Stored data
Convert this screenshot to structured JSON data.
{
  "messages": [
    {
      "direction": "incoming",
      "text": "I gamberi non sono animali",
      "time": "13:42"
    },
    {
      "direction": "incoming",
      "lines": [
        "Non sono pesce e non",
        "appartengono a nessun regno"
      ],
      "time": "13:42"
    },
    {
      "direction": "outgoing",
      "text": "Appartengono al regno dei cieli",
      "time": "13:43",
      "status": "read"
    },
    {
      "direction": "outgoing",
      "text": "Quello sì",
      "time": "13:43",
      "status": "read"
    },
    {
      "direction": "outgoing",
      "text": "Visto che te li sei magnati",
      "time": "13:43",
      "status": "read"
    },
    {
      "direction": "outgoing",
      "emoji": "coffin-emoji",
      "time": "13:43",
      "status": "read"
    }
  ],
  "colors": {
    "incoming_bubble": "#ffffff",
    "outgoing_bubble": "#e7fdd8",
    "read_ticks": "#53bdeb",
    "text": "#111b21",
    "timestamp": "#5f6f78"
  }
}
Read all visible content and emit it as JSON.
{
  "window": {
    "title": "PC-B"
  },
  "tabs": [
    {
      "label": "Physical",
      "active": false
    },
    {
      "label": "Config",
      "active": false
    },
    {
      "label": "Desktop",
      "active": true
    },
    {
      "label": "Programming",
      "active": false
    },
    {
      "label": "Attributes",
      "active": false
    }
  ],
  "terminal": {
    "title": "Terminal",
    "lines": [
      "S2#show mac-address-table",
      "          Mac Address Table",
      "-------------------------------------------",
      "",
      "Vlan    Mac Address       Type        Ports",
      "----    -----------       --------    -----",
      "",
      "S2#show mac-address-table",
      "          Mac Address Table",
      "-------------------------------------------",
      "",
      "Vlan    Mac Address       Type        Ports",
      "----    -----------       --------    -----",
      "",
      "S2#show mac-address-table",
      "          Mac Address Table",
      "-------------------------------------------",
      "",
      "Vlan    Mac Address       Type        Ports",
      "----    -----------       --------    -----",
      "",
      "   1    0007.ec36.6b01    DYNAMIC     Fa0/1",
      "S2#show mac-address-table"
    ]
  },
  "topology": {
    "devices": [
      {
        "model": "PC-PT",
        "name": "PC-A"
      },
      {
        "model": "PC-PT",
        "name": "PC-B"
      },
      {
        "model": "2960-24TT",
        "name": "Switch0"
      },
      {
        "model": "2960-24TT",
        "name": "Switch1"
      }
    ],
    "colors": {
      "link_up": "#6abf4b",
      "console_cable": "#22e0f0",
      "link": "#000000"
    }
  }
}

### Set problem
Gather every line from the entries above where the word "name" appears, and copy them.

### Exercise response
        "name": "PC-A"
        "name": "PC-B"
        "name": "Switch0"
        "name": "Switch1"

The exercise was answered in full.